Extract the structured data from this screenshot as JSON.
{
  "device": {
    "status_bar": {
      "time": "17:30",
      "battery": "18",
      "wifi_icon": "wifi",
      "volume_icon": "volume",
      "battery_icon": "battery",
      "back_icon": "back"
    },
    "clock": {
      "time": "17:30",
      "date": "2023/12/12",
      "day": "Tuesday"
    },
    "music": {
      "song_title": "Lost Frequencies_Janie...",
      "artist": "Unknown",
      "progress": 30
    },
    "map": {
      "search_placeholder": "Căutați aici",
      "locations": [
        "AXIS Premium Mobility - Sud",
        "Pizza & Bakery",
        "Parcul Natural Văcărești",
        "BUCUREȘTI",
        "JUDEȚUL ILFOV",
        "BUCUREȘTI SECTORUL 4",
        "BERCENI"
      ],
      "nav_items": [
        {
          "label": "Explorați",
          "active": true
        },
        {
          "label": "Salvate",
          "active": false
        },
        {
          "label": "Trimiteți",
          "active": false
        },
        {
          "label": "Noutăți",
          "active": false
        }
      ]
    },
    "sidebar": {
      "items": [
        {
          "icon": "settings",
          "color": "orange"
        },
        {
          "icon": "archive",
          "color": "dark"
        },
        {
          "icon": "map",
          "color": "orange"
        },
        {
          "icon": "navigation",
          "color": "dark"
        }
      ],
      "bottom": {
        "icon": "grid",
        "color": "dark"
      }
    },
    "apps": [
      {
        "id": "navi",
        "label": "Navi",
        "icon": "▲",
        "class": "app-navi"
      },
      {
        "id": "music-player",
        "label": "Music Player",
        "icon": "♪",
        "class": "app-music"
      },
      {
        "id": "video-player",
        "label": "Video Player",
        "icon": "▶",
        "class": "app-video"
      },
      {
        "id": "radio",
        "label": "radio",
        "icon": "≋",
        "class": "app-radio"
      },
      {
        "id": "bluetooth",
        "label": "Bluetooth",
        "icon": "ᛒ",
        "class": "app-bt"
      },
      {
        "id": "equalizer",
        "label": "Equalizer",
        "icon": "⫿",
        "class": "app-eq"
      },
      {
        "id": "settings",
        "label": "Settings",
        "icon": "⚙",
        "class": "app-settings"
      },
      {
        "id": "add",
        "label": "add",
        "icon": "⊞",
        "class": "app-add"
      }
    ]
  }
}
:::
## Stated problem:
Reproduce the listing above word for word.

## Complete output:
Extract the structured data from this screenshot as JSON.
{
  "device": {
    "status_bar": {
      "time": "17:30",
      "battery": "18",
      "wifi_icon": "wifi",
      "volume_icon": "volume",
      "battery_icon": "battery",
      "back_icon": "back"
    },
    "clock": {
      "time": "17:30",
      "date": "2023/12/12",
      "day": "Tuesday"
    },
    "music": {
      "song_title": "Lost Frequencies_Janie...",
      "artist": "Unknown",
      "progress": 30
    },
    "map": {
      "search_placeholder": "Căutați aici",
      "locations": [
        "AXIS Premium Mobility - Sud",
        "Pizza & Bakery",
        "Parcul Natural Văcărești",
        "BUCUREȘTI",
        "JUDEȚUL ILFOV",
        "BUCUREȘTI SECTORUL 4",
        "BERCENI"
      ],
      "nav_items": [
        {
          "label": "Explorați",
          "active": true
        },
        {
          "label": "Salvate",
          "active": false
        },
        {
          "label": "Trimiteți",
          "active": false
        },
        {
          "label": "Noutăți",
          "active": false
        }
      ]
    },
    "sidebar": {
      "items": [
        {
          "icon": "settings",
          "color": "orange"
        },
        {
          "icon": "archive",
          "color": "dark"
        },
        {
          "icon": "map",
          "color": "orange"
        },
        {
          "icon": "navigation",
          "color": "dark"
        }
      ],
      "bottom": {
        "icon": "grid",
        "color": "dark"
      }
    },
    "apps": [
      {
        "id": "navi",
        "label": "Navi",
        "icon": "▲",
        "class": "app-navi"
      },
      {
        "id": "music-player",
        "label": "Music Player",
        "icon": "♪",
        "class": "app-music"
      },
      {
        "id": "video-player",
        "label": "Video Player",
        "icon": "▶",
        "class": "app-video"
      },
      {
        "id": "radio",
        "label": "radio",
        "icon": "≋",
        "class": "app-radio"
      },
      {
        "id": "bluetooth",
        "label": "Bluetooth",
        "icon": "ᛒ",
        "class": "app-bt"
      },
      {
        "id": "equalizer",
        "label": "Equalizer",
        "icon": "⫿",
        "class": "app-eq"
      },
      {
        "id": "settings",
        "label": "Settings",
        "icon": "⚙",
        "class": "app-settings"
      },
      {
        "id": "add",
        "label": "add",
        "icon": "⊞",
        "class": "app-add"
      }
    ]
  }
}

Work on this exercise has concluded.